[Data section]
━━━━━━━━━━━━━━━━

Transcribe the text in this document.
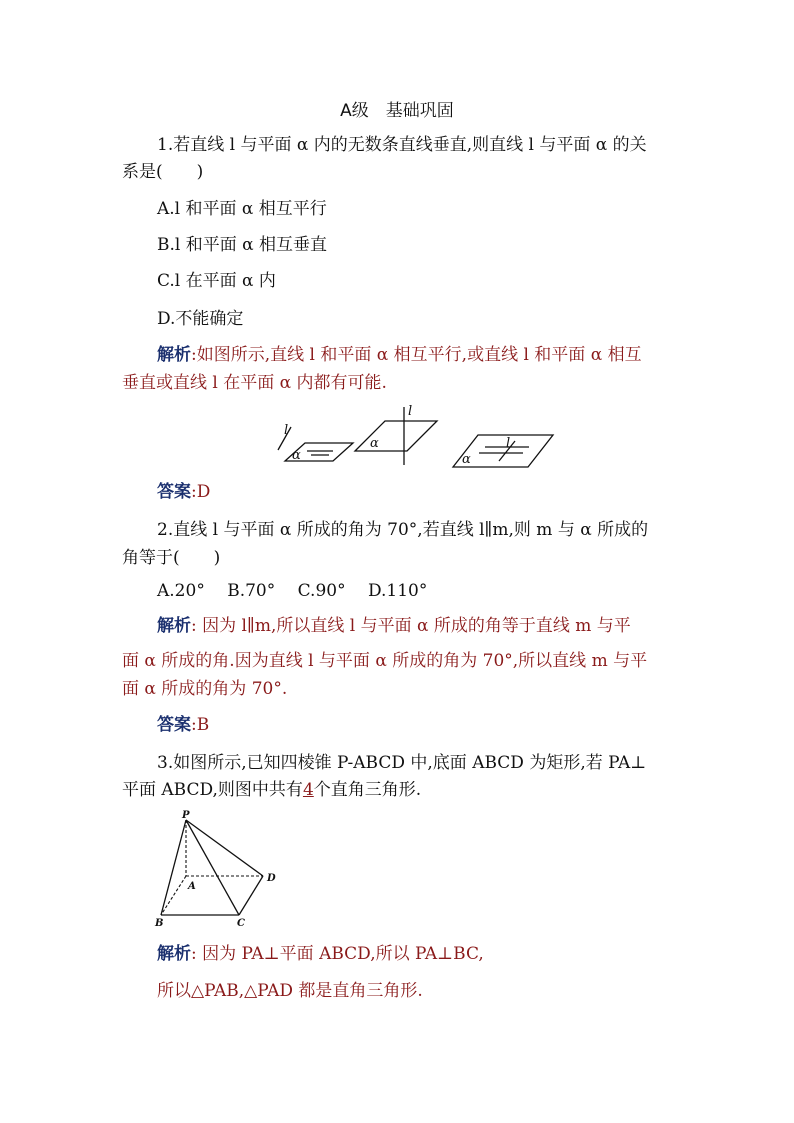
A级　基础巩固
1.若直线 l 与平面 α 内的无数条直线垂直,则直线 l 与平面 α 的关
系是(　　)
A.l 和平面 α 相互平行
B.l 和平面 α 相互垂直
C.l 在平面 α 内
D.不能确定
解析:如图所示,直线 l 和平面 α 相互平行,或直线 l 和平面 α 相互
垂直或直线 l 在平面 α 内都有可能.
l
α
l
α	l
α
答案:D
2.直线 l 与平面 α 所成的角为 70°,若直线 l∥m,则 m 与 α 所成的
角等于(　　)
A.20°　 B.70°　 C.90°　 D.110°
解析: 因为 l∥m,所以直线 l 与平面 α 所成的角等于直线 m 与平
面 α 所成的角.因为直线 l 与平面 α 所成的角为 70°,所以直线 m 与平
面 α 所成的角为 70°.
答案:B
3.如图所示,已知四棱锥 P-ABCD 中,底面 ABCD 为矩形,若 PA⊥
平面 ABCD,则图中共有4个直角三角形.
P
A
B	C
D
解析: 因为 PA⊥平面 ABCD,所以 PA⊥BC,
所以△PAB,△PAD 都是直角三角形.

━━━━━━━━━━━━━━━━

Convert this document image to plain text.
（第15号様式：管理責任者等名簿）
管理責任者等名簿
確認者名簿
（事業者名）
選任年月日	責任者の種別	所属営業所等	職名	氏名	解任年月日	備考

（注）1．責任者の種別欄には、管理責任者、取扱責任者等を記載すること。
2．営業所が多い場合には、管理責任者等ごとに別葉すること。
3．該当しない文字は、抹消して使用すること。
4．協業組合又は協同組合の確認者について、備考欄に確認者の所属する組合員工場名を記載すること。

━━━━━━━━━━━━━━━━

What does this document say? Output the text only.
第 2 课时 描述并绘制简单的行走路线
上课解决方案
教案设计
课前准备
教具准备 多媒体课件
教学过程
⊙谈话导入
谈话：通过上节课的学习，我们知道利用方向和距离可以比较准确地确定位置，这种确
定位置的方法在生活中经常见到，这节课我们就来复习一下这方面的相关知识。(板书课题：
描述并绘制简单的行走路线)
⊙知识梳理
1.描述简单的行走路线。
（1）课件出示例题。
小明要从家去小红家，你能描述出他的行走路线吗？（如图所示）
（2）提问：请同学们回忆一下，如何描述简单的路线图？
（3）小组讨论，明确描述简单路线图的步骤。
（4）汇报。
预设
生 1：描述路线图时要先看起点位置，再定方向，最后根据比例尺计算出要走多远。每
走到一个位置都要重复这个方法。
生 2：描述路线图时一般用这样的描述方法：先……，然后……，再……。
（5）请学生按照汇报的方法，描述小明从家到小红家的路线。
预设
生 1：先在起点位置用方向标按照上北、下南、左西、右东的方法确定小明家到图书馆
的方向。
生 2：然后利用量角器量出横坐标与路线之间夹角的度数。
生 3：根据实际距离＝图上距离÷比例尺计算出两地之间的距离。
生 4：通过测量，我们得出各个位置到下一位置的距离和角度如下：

━━━━━━━━━━━━━━━━

[What needs to be done] Find the word "所以直线" and list each line it appears in.

[Completed exercise]
解析: 因为 l∥m,所以直线 l 与平面 α 所成的角等于直线 m 与平
面 α 所成的角.因为直线 l 与平面 α 所成的角为 70°,所以直线 m 与平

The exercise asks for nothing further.